Give back the full material, exactly as it reads.

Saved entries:
════════════════════

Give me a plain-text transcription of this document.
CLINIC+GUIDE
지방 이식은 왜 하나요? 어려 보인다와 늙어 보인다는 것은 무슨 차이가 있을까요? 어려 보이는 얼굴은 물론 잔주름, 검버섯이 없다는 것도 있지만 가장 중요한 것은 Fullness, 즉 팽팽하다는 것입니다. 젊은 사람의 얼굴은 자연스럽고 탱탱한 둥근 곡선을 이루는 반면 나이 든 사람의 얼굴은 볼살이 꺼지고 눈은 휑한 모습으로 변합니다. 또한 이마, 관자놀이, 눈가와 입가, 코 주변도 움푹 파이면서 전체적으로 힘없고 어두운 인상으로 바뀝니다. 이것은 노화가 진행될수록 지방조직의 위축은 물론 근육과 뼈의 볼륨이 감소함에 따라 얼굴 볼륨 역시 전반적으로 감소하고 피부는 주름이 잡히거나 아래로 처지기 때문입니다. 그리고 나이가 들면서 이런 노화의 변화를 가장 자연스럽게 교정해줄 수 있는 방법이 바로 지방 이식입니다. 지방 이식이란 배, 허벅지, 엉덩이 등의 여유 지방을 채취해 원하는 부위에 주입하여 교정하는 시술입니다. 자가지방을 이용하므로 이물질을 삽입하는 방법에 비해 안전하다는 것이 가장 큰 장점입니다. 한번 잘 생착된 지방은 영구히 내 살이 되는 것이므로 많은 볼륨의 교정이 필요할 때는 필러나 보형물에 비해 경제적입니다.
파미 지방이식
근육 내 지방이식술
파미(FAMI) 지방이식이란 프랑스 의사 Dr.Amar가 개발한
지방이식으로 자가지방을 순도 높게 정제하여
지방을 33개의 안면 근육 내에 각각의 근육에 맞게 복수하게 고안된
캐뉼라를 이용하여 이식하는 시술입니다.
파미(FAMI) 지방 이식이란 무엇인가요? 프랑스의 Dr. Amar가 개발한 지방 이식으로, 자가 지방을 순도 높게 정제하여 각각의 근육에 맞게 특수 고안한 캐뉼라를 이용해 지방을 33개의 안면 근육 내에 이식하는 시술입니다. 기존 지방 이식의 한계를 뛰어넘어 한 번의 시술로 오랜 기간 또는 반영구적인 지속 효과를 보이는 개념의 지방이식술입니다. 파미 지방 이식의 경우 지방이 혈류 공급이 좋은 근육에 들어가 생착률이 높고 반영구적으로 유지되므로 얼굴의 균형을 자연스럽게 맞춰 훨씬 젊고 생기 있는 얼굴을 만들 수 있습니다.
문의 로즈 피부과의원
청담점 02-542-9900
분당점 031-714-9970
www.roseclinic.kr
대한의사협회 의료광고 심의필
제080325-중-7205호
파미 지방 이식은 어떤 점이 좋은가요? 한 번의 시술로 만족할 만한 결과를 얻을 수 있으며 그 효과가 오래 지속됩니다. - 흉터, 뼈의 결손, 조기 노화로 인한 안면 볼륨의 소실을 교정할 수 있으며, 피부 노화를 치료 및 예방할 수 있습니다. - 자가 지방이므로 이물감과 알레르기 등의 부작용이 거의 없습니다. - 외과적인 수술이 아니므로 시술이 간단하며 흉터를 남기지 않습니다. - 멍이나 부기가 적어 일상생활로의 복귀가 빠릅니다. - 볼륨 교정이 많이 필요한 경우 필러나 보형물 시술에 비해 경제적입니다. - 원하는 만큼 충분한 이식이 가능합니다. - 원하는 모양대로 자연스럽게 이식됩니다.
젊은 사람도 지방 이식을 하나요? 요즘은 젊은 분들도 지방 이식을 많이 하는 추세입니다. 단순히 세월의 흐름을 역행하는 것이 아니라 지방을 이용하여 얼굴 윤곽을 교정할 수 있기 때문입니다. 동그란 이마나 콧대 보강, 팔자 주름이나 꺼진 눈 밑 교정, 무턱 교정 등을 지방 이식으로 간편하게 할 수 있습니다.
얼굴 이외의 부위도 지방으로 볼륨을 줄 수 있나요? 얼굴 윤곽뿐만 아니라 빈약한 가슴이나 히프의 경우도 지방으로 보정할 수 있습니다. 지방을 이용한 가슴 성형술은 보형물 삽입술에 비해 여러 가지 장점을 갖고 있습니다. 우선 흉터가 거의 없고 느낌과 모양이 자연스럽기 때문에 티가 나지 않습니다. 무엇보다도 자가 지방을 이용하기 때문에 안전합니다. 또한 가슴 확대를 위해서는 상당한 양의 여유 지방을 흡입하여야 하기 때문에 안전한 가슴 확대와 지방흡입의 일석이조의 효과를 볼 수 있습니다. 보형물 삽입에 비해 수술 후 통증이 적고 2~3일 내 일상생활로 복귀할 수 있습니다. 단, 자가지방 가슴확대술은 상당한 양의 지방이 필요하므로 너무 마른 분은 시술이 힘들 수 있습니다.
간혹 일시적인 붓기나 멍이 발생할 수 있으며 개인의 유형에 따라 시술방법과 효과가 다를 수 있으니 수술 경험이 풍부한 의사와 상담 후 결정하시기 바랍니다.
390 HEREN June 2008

════════════════════

◆ **Reply to the task**:
Give me a plain-text transcription of this document.
CLINIC+GUIDE
지방 이식은 왜 하나요? 어려 보인다와 늙어 보인다는 것은 무슨 차이가 있을까요? 어려 보이는 얼굴은 물론 잔주름, 검버섯이 없다는 것도 있지만 가장 중요한 것은 Fullness, 즉 팽팽하다는 것입니다. 젊은 사람의 얼굴은 자연스럽고 탱탱한 둥근 곡선을 이루는 반면 나이 든 사람의 얼굴은 볼살이 꺼지고 눈은 휑한 모습으로 변합니다. 또한 이마, 관자놀이, 눈가와 입가, 코 주변도 움푹 파이면서 전체적으로 힘없고 어두운 인상으로 바뀝니다. 이것은 노화가 진행될수록 지방조직의 위축은 물론 근육과 뼈의 볼륨이 감소함에 따라 얼굴 볼륨 역시 전반적으로 감소하고 피부는 주름이 잡히거나 아래로 처지기 때문입니다. 그리고 나이가 들면서 이런 노화의 변화를 가장 자연스럽게 교정해줄 수 있는 방법이 바로 지방 이식입니다. 지방 이식이란 배, 허벅지, 엉덩이 등의 여유 지방을 채취해 원하는 부위에 주입하여 교정하는 시술입니다. 자가지방을 이용하므로 이물질을 삽입하는 방법에 비해 안전하다는 것이 가장 큰 장점입니다. 한번 잘 생착된 지방은 영구히 내 살이 되는 것이므로 많은 볼륨의 교정이 필요할 때는 필러나 보형물에 비해 경제적입니다.
파미 지방이식
근육 내 지방이식술
파미(FAMI) 지방이식이란 프랑스 의사 Dr.Amar가 개발한
지방이식으로 자가지방을 순도 높게 정제하여
지방을 33개의 안면 근육 내에 각각의 근육에 맞게 복수하게 고안된
캐뉼라를 이용하여 이식하는 시술입니다.
파미(FAMI) 지방 이식이란 무엇인가요? 프랑스의 Dr. Amar가 개발한 지방 이식으로, 자가 지방을 순도 높게 정제하여 각각의 근육에 맞게 특수 고안한 캐뉼라를 이용해 지방을 33개의 안면 근육 내에 이식하는 시술입니다. 기존 지방 이식의 한계를 뛰어넘어 한 번의 시술로 오랜 기간 또는 반영구적인 지속 효과를 보이는 개념의 지방이식술입니다. 파미 지방 이식의 경우 지방이 혈류 공급이 좋은 근육에 들어가 생착률이 높고 반영구적으로 유지되므로 얼굴의 균형을 자연스럽게 맞춰 훨씬 젊고 생기 있는 얼굴을 만들 수 있습니다.
문의 로즈 피부과의원
청담점 02-542-9900
분당점 031-714-9970
www.roseclinic.kr
대한의사협회 의료광고 심의필
제080325-중-7205호
파미 지방 이식은 어떤 점이 좋은가요? 한 번의 시술로 만족할 만한 결과를 얻을 수 있으며 그 효과가 오래 지속됩니다. - 흉터, 뼈의 결손, 조기 노화로 인한 안면 볼륨의 소실을 교정할 수 있으며, 피부 노화를 치료 및 예방할 수 있습니다. - 자가 지방이므로 이물감과 알레르기 등의 부작용이 거의 없습니다. - 외과적인 수술이 아니므로 시술이 간단하며 흉터를 남기지 않습니다. - 멍이나 부기가 적어 일상생활로의 복귀가 빠릅니다. - 볼륨 교정이 많이 필요한 경우 필러나 보형물 시술에 비해 경제적입니다. - 원하는 만큼 충분한 이식이 가능합니다. - 원하는 모양대로 자연스럽게 이식됩니다.
젊은 사람도 지방 이식을 하나요? 요즘은 젊은 분들도 지방 이식을 많이 하는 추세입니다. 단순히 세월의 흐름을 역행하는 것이 아니라 지방을 이용하여 얼굴 윤곽을 교정할 수 있기 때문입니다. 동그란 이마나 콧대 보강, 팔자 주름이나 꺼진 눈 밑 교정, 무턱 교정 등을 지방 이식으로 간편하게 할 수 있습니다.
얼굴 이외의 부위도 지방으로 볼륨을 줄 수 있나요? 얼굴 윤곽뿐만 아니라 빈약한 가슴이나 히프의 경우도 지방으로 보정할 수 있습니다. 지방을 이용한 가슴 성형술은 보형물 삽입술에 비해 여러 가지 장점을 갖고 있습니다. 우선 흉터가 거의 없고 느낌과 모양이 자연스럽기 때문에 티가 나지 않습니다. 무엇보다도 자가 지방을 이용하기 때문에 안전합니다. 또한 가슴 확대를 위해서는 상당한 양의 여유 지방을 흡입하여야 하기 때문에 안전한 가슴 확대와 지방흡입의 일석이조의 효과를 볼 수 있습니다. 보형물 삽입에 비해 수술 후 통증이 적고 2~3일 내 일상생활로 복귀할 수 있습니다. 단, 자가지방 가슴확대술은 상당한 양의 지방이 필요하므로 너무 마른 분은 시술이 힘들 수 있습니다.
간혹 일시적인 붓기나 멍이 발생할 수 있으며 개인의 유형에 따라 시술방법과 효과가 다를 수 있으니 수술 경험이 풍부한 의사와 상담 후 결정하시기 바랍니다.
390 HEREN June 2008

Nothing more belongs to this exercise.